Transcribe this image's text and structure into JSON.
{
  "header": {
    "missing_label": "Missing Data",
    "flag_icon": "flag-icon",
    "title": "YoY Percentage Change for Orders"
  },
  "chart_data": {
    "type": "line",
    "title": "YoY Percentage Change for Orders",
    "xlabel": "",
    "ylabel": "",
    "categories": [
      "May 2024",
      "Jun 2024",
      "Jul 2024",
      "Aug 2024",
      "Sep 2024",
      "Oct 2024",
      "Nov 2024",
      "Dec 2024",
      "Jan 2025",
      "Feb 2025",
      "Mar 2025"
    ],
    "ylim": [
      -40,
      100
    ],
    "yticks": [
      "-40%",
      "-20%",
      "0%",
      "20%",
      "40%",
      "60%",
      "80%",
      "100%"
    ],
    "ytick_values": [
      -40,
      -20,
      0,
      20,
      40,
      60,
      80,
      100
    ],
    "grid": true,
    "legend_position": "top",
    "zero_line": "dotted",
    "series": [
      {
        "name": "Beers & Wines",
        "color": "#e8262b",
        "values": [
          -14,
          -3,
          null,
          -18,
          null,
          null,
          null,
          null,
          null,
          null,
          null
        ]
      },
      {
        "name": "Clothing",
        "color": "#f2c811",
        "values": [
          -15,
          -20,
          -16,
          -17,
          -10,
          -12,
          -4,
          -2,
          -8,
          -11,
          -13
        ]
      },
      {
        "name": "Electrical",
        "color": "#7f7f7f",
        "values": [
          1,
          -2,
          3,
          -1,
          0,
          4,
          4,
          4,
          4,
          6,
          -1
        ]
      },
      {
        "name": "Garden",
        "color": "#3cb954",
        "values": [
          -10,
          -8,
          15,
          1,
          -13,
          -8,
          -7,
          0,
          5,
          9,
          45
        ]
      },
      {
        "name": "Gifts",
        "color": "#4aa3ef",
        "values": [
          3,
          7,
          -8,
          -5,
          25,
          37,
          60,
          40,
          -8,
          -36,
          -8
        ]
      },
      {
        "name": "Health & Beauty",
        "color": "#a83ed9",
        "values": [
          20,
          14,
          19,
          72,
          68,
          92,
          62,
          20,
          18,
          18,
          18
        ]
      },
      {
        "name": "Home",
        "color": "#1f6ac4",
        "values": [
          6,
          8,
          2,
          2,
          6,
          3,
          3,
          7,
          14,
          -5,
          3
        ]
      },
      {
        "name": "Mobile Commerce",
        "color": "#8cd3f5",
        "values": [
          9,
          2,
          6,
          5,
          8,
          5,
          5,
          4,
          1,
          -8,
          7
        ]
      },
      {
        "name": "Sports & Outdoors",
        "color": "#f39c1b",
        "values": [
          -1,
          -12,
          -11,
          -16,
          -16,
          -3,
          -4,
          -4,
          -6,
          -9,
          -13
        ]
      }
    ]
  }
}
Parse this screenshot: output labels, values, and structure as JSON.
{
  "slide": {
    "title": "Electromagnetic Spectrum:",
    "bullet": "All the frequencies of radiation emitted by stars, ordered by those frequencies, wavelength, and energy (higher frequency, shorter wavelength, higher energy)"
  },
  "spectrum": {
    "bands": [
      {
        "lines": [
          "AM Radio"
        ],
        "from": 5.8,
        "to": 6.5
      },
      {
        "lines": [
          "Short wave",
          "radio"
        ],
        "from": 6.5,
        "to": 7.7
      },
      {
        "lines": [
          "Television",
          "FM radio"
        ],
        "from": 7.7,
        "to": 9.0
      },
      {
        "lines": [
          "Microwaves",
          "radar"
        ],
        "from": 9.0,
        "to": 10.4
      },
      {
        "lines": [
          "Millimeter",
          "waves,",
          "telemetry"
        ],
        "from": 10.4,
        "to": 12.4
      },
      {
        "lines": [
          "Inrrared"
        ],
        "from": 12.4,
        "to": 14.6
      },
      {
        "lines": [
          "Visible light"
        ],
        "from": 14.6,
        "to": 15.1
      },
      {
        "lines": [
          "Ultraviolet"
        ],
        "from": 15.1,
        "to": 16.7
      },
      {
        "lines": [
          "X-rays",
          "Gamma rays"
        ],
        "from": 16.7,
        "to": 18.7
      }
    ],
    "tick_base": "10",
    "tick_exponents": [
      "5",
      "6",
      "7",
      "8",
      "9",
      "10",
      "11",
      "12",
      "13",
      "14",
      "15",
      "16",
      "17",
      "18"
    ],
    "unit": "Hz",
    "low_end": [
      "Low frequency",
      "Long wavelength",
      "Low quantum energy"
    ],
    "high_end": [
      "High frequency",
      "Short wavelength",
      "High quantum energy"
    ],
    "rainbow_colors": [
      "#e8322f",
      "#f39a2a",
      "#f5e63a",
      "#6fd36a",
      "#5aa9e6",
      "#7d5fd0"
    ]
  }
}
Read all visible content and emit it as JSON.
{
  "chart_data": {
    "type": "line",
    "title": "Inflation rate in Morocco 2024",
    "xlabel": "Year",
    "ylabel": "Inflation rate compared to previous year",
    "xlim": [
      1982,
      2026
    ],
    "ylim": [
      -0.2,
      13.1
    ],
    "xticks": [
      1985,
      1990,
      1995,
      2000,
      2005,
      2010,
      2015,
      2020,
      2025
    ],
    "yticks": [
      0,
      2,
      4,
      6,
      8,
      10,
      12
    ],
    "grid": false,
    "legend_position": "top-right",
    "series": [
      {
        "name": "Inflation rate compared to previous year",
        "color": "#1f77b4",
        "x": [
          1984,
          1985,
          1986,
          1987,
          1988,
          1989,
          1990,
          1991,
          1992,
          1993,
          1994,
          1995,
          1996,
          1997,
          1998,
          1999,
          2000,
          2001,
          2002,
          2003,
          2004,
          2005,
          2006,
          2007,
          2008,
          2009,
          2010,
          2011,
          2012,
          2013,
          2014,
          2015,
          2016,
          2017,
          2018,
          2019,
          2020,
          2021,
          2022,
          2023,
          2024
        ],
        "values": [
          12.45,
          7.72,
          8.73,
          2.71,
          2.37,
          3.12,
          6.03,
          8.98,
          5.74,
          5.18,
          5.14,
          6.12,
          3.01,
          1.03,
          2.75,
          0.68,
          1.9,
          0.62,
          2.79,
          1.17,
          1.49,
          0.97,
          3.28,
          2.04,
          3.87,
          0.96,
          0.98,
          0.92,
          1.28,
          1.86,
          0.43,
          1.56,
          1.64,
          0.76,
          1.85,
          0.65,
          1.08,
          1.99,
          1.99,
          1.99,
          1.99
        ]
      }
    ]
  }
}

--------------------------------

= Direction =
Search the records above for "frequency". Copy each line where it is found.

= Problem solution =
    "bullet": "All the frequencies of radiation emitted by stars, ordered by those frequencies, wavelength, and energy (higher frequency, shorter wavelength, higher energy)"
      "Low frequency",
      "High frequency",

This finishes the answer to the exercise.